>> START

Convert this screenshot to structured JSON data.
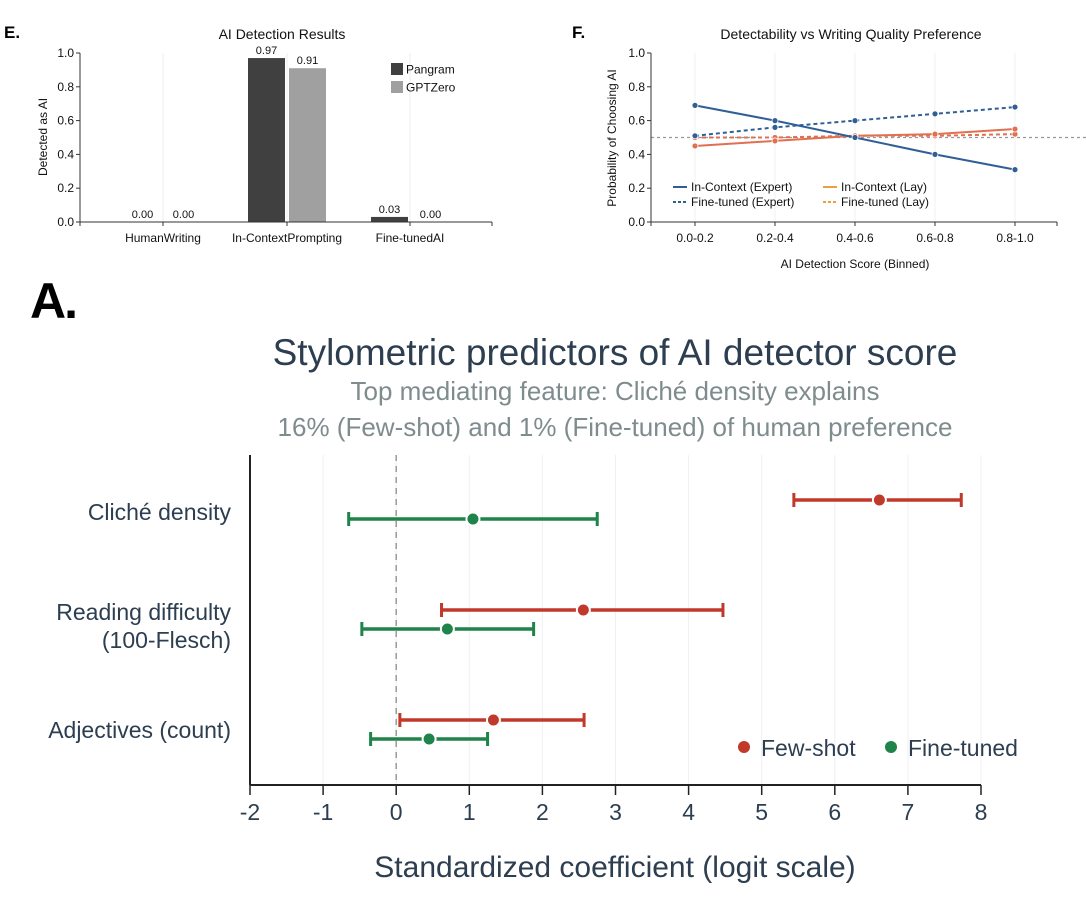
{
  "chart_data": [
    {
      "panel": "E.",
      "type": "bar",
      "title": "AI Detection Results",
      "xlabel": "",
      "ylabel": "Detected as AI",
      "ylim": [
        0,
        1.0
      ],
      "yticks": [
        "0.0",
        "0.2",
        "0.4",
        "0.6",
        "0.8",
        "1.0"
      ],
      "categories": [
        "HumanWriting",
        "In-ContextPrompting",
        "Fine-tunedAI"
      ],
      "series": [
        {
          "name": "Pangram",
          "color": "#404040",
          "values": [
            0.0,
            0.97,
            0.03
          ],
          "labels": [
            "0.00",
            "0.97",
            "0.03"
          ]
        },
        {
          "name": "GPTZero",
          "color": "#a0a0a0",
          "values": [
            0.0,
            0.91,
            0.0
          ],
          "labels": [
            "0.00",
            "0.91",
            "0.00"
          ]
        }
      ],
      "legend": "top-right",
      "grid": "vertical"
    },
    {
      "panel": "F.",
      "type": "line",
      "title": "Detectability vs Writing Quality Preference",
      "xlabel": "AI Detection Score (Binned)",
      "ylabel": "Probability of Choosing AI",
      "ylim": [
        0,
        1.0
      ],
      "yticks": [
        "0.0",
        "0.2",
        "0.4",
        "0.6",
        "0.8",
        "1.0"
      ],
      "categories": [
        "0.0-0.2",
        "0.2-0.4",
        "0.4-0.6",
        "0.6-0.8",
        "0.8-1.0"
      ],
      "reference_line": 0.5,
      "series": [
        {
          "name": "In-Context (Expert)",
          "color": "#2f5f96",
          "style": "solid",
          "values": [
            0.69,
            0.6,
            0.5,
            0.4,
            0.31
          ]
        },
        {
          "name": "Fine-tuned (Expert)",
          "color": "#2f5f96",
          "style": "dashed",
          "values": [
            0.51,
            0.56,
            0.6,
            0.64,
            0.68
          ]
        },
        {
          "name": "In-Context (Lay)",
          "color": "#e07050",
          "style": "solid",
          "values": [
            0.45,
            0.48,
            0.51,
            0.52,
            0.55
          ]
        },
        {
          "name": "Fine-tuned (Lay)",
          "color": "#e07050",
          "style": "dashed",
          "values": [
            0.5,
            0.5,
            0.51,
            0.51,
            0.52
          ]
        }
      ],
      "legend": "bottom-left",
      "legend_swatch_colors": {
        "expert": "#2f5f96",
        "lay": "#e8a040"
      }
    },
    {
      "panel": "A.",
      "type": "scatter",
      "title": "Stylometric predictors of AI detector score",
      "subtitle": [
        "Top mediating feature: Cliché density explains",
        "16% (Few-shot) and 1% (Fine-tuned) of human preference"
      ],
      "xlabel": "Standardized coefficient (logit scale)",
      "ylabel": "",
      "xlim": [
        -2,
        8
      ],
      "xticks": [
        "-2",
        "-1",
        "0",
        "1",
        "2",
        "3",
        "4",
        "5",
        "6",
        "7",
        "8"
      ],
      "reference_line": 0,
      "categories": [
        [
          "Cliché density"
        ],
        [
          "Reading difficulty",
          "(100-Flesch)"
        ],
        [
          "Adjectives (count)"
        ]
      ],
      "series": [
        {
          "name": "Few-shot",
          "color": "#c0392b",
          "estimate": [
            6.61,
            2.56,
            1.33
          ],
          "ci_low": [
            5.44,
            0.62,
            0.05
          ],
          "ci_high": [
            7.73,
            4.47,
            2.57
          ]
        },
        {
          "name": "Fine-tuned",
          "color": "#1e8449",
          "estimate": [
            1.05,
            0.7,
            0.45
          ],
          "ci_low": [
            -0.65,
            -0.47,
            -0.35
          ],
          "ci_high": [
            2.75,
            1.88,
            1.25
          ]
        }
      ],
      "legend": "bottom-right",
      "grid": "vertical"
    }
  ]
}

>> END

§ Exercise description
Quote the data above in full and without alteration; skip the pictures.

§ The solution
Convert this screenshot to structured JSON data.
{
  "chart_data": [
    {
      "panel": "E.",
      "type": "bar",
      "title": "AI Detection Results",
      "xlabel": "",
      "ylabel": "Detected as AI",
      "ylim": [
        0,
        1.0
      ],
      "yticks": [
        "0.0",
        "0.2",
        "0.4",
        "0.6",
        "0.8",
        "1.0"
      ],
      "categories": [
        "HumanWriting",
        "In-ContextPrompting",
        "Fine-tunedAI"
      ],
      "series": [
        {
          "name": "Pangram",
          "color": "#404040",
          "values": [
            0.0,
            0.97,
            0.03
          ],
          "labels": [
            "0.00",
            "0.97",
            "0.03"
          ]
        },
        {
          "name": "GPTZero",
          "color": "#a0a0a0",
          "values": [
            0.0,
            0.91,
            0.0
          ],
          "labels": [
            "0.00",
            "0.91",
            "0.00"
          ]
        }
      ],
      "legend": "top-right",
      "grid": "vertical"
    },
    {
      "panel": "F.",
      "type": "line",
      "title": "Detectability vs Writing Quality Preference",
      "xlabel": "AI Detection Score (Binned)",
      "ylabel": "Probability of Choosing AI",
      "ylim": [
        0,
        1.0
      ],
      "yticks": [
        "0.0",
        "0.2",
        "0.4",
        "0.6",
        "0.8",
        "1.0"
      ],
      "categories": [
        "0.0-0.2",
        "0.2-0.4",
        "0.4-0.6",
        "0.6-0.8",
        "0.8-1.0"
      ],
      "reference_line": 0.5,
      "series": [
        {
          "name": "In-Context (Expert)",
          "color": "#2f5f96",
          "style": "solid",
          "values": [
            0.69,
            0.6,
            0.5,
            0.4,
            0.31
          ]
        },
        {
          "name": "Fine-tuned (Expert)",
          "color": "#2f5f96",
          "style": "dashed",
          "values": [
            0.51,
            0.56,
            0.6,
            0.64,
            0.68
          ]
        },
        {
          "name": "In-Context (Lay)",
          "color": "#e07050",
          "style": "solid",
          "values": [
            0.45,
            0.48,
            0.51,
            0.52,
            0.55
          ]
        },
        {
          "name": "Fine-tuned (Lay)",
          "color": "#e07050",
          "style": "dashed",
          "values": [
            0.5,
            0.5,
            0.51,
            0.51,
            0.52
          ]
        }
      ],
      "legend": "bottom-left",
      "legend_swatch_colors": {
        "expert": "#2f5f96",
        "lay": "#e8a040"
      }
    },
    {
      "panel": "A.",
      "type": "scatter",
      "title": "Stylometric predictors of AI detector score",
      "subtitle": [
        "Top mediating feature: Cliché density explains",
        "16% (Few-shot) and 1% (Fine-tuned) of human preference"
      ],
      "xlabel": "Standardized coefficient (logit scale)",
      "ylabel": "",
      "xlim": [
        -2,
        8
      ],
      "xticks": [
        "-2",
        "-1",
        "0",
        "1",
        "2",
        "3",
        "4",
        "5",
        "6",
        "7",
        "8"
      ],
      "reference_line": 0,
      "categories": [
        [
          "Cliché density"
        ],
        [
          "Reading difficulty",
          "(100-Flesch)"
        ],
        [
          "Adjectives (count)"
        ]
      ],
      "series": [
        {
          "name": "Few-shot",
          "color": "#c0392b",
          "estimate": [
            6.61,
            2.56,
            1.33
          ],
          "ci_low": [
            5.44,
            0.62,
            0.05
          ],
          "ci_high": [
            7.73,
            4.47,
            2.57
          ]
        },
        {
          "name": "Fine-tuned",
          "color": "#1e8449",
          "estimate": [
            1.05,
            0.7,
            0.45
          ],
          "ci_low": [
            -0.65,
            -0.47,
            -0.35
          ],
          "ci_high": [
            2.75,
            1.88,
            1.25
          ]
        }
      ],
      "legend": "bottom-right",
      "grid": "vertical"
    }
  ]
}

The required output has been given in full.